Dataset items:

[START]

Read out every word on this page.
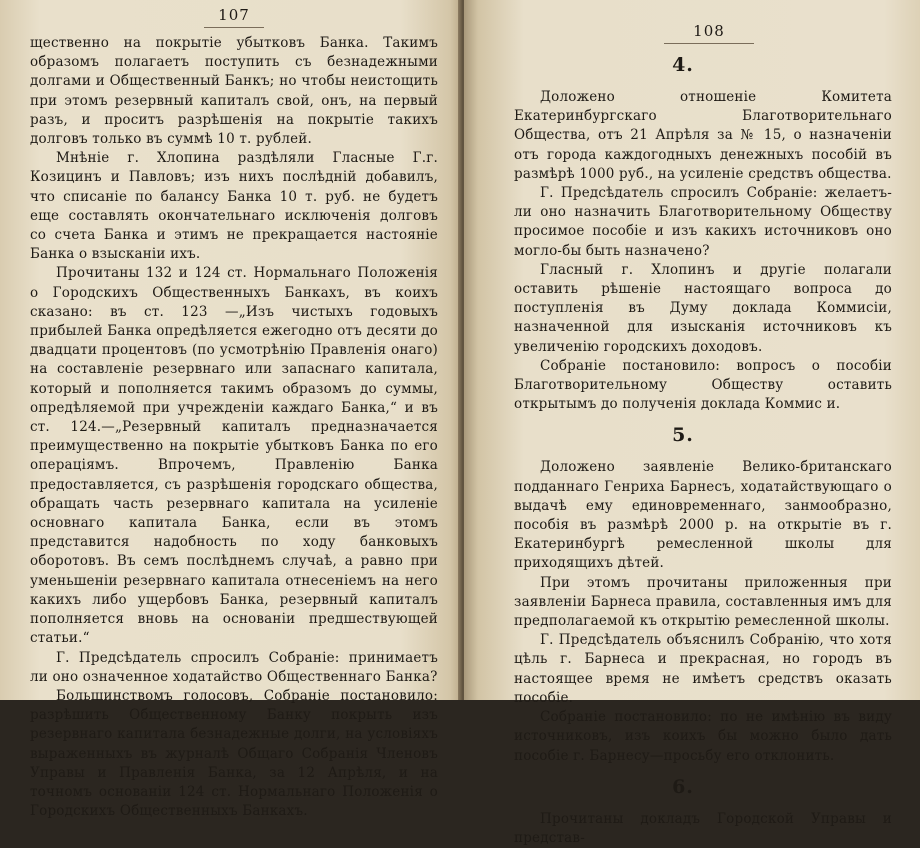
107

щественно на покрытіе убытковъ Банка. Такимъ образомъ полагаетъ поступить съ безнадежными долгами и Общественный Банкъ; но чтобы неистощить при этомъ резервный капиталъ свой, онъ, на первый разъ, и проситъ разрѣшенія на покрытіе такихъ долговъ только въ суммѣ 10 т. рублей.

Мнѣніе г. Хлопина раздѣляли Гласные Г.г. Козицинъ и Павловъ; изъ нихъ послѣдній добавилъ, что списаніе по балансу Банка 10 т. руб. не будетъ еще составлять окончательнаго исключенія долговъ со счета Банка и этимъ не прекращается настояніе Банка о взысканіи ихъ.

Прочитаны 132 и 124 ст. Нормальнаго Положенія о Городскихъ Общественныхъ Банкахъ, въ коихъ сказано: въ ст. 123 —„Изъ чистыхъ годовыхъ прибылей Банка опредѣляется ежегодно отъ десяти до двадцати процентовъ (по усмотрѣнію Правленія онаго) на составленіе резервнаго или запаснаго капитала, который и пополняется такимъ образомъ до суммы, опредѣляемой при учрежденіи каждаго Банка,“ и въ ст. 124.—„Резервный капиталъ предназначается преимущественно на покрытіе убытковъ Банка по его операціямъ. Впрочемъ, Правленію Банка предоставляется, съ разрѣшенія городскаго общества, обращать часть резервнаго капитала на усиленіе основнаго капитала Банка, если въ этомъ представится надобность по ходу банковыхъ оборотовъ. Въ семъ послѣднемъ случаѣ, а равно при уменьшеніи резервнаго капитала отнесеніемъ на него какихъ либо ущербовъ Банка, резервный капиталъ пополняется вновь на основаніи предшествующей статьи.“

Г. Предсѣдатель спросилъ Собраніе: принимаетъ ли оно означенное ходатайство Общественнаго Банка?

Большинствомъ голосовъ, Собраніе постановило: разрѣшить Общественному Банку покрыть изъ резервнаго капитала безнадежные долги, на условіяхъ выраженныхъ въ журналѣ Общаго Собранія Членовъ Управы и Правленія Банка, за 12 Апрѣля, и на точномъ основаніи 124 ст. Нормальнаго Положенія о Городскихъ Общественныхъ Банкахъ.

108
4.

Доложено отношеніе Комитета Екатеринбургскаго Благотворительнаго Общества, отъ 21 Апрѣля за № 15, о назначеніи отъ города каждогодныхъ денежныхъ пособій въ размѣрѣ 1000 руб., на усиленіе средствъ общества.

Г. Предсѣдатель спросилъ Собраніе: желаетъ-ли оно назначить Благотворительному Обществу просимое пособіе и изъ какихъ источниковъ оно могло-бы быть назначено?

Гласный г. Хлопинъ и другіе полагали оставить рѣшеніе настоящаго вопроса до поступленія въ Думу доклада Коммисіи, назначенной для изысканія источниковъ къ увеличенію городскихъ доходовъ.

Собраніе постановило: вопросъ о пособіи Благотворительному Обществу оставить открытымъ до полученія доклада Коммис и.

5.

Доложено заявленіе Велико-британскаго подданнаго Генриха Барнесъ, ходатайствующаго о выдачѣ ему единовременнаго, занмообразно, пособія въ размѣрѣ 2000 р. на открытіе въ г. Екатеринбургѣ ремесленной школы для приходящихъ дѣтей.

При этомъ прочитаны приложенныя при заявленіи Барнеса правила, составленныя имъ для предполагаемой къ открытію ремесленной школы.

Г. Предсѣдатель объяснилъ Собранію, что хотя цѣль г. Барнеса и прекрасная, но городъ въ настоящее время не имѣетъ средствъ оказать пособіе.

Собраніе постановило: по не имѣнію въ виду источниковъ, изъ коихъ бы можно было дать пособіе г. Барнесу—просьбу его отклонить.

6.

Прочитаны докладъ Городской Управы и представ-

[END]

Of all the lines in the listing above, how many include "школы"? Write only the number.

# Completed exercise:
2